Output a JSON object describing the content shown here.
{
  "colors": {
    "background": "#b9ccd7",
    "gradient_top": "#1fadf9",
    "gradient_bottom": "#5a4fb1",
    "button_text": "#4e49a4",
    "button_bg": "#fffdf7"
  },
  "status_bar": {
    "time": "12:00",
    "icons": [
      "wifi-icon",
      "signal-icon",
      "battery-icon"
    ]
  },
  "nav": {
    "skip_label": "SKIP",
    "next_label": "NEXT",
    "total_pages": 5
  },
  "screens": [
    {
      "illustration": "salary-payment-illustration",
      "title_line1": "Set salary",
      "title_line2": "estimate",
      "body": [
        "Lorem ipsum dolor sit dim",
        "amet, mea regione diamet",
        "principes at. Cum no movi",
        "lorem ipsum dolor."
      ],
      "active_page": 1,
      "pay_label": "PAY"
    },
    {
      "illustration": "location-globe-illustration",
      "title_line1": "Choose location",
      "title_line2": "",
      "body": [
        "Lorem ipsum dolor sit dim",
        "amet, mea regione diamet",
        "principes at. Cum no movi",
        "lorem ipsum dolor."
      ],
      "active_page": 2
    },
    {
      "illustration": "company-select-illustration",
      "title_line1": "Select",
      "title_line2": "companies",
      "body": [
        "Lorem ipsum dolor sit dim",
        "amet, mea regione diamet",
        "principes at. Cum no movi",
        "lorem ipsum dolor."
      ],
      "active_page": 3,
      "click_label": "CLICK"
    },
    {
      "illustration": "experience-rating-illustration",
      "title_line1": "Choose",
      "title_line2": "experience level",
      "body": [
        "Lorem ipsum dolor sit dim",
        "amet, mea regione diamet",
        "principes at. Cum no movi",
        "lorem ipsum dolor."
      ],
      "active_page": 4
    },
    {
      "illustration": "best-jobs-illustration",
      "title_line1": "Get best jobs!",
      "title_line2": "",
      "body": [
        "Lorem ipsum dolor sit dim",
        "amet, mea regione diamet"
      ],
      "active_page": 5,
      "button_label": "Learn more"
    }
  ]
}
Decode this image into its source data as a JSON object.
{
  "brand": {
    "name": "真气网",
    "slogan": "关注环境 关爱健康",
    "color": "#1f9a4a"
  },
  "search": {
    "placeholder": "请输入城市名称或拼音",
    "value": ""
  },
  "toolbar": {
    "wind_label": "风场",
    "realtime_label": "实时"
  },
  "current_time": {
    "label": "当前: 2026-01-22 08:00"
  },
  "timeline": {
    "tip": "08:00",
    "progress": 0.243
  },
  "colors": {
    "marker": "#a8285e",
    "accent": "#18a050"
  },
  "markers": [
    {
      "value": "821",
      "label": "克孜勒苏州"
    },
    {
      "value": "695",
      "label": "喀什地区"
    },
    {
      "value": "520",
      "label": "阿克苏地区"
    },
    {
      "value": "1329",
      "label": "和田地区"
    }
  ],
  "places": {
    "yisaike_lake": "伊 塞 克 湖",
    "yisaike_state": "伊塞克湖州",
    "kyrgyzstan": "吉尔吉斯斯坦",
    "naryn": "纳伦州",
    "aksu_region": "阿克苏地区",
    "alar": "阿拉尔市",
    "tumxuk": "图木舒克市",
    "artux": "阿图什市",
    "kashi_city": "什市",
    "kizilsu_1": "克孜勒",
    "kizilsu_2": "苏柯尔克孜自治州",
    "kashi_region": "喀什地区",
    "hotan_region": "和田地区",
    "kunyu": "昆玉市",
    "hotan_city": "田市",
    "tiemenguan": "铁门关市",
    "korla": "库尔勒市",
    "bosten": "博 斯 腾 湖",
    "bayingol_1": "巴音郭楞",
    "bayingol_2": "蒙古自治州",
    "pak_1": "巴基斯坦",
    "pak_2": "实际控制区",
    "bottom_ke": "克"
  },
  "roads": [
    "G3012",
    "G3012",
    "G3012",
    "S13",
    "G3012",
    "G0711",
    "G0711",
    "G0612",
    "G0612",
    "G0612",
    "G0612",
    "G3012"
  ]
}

> OBJECTIVE:
Return the entries above exactly, each one complete.

> TASK ANSWER:
Output a JSON object describing the content shown here.
{
  "colors": {
    "background": "#b9ccd7",
    "gradient_top": "#1fadf9",
    "gradient_bottom": "#5a4fb1",
    "button_text": "#4e49a4",
    "button_bg": "#fffdf7"
  },
  "status_bar": {
    "time": "12:00",
    "icons": [
      "wifi-icon",
      "signal-icon",
      "battery-icon"
    ]
  },
  "nav": {
    "skip_label": "SKIP",
    "next_label": "NEXT",
    "total_pages": 5
  },
  "screens": [
    {
      "illustration": "salary-payment-illustration",
      "title_line1": "Set salary",
      "title_line2": "estimate",
      "body": [
        "Lorem ipsum dolor sit dim",
        "amet, mea regione diamet",
        "principes at. Cum no movi",
        "lorem ipsum dolor."
      ],
      "active_page": 1,
      "pay_label": "PAY"
    },
    {
      "illustration": "location-globe-illustration",
      "title_line1": "Choose location",
      "title_line2": "",
      "body": [
        "Lorem ipsum dolor sit dim",
        "amet, mea regione diamet",
        "principes at. Cum no movi",
        "lorem ipsum dolor."
      ],
      "active_page": 2
    },
    {
      "illustration": "company-select-illustration",
      "title_line1": "Select",
      "title_line2": "companies",
      "body": [
        "Lorem ipsum dolor sit dim",
        "amet, mea regione diamet",
        "principes at. Cum no movi",
        "lorem ipsum dolor."
      ],
      "active_page": 3,
      "click_label": "CLICK"
    },
    {
      "illustration": "experience-rating-illustration",
      "title_line1": "Choose",
      "title_line2": "experience level",
      "body": [
        "Lorem ipsum dolor sit dim",
        "amet, mea regione diamet",
        "principes at. Cum no movi",
        "lorem ipsum dolor."
      ],
      "active_page": 4
    },
    {
      "illustration": "best-jobs-illustration",
      "title_line1": "Get best jobs!",
      "title_line2": "",
      "body": [
        "Lorem ipsum dolor sit dim",
        "amet, mea regione diamet"
      ],
      "active_page": 5,
      "button_label": "Learn more"
    }
  ]
}
Decode this image into its source data as a JSON object.
{
  "brand": {
    "name": "真气网",
    "slogan": "关注环境 关爱健康",
    "color": "#1f9a4a"
  },
  "search": {
    "placeholder": "请输入城市名称或拼音",
    "value": ""
  },
  "toolbar": {
    "wind_label": "风场",
    "realtime_label": "实时"
  },
  "current_time": {
    "label": "当前: 2026-01-22 08:00"
  },
  "timeline": {
    "tip": "08:00",
    "progress": 0.243
  },
  "colors": {
    "marker": "#a8285e",
    "accent": "#18a050"
  },
  "markers": [
    {
      "value": "821",
      "label": "克孜勒苏州"
    },
    {
      "value": "695",
      "label": "喀什地区"
    },
    {
      "value": "520",
      "label": "阿克苏地区"
    },
    {
      "value": "1329",
      "label": "和田地区"
    }
  ],
  "places": {
    "yisaike_lake": "伊 塞 克 湖",
    "yisaike_state": "伊塞克湖州",
    "kyrgyzstan": "吉尔吉斯斯坦",
    "naryn": "纳伦州",
    "aksu_region": "阿克苏地区",
    "alar": "阿拉尔市",
    "tumxuk": "图木舒克市",
    "artux": "阿图什市",
    "kashi_city": "什市",
    "kizilsu_1": "克孜勒",
    "kizilsu_2": "苏柯尔克孜自治州",
    "kashi_region": "喀什地区",
    "hotan_region": "和田地区",
    "kunyu": "昆玉市",
    "hotan_city": "田市",
    "tiemenguan": "铁门关市",
    "korla": "库尔勒市",
    "bosten": "博 斯 腾 湖",
    "bayingol_1": "巴音郭楞",
    "bayingol_2": "蒙古自治州",
    "pak_1": "巴基斯坦",
    "pak_2": "实际控制区",
    "bottom_ke": "克"
  },
  "roads": [
    "G3012",
    "G3012",
    "G3012",
    "S13",
    "G3012",
    "G0711",
    "G0711",
    "G0612",
    "G0612",
    "G0612",
    "G0612",
    "G3012"
  ]
}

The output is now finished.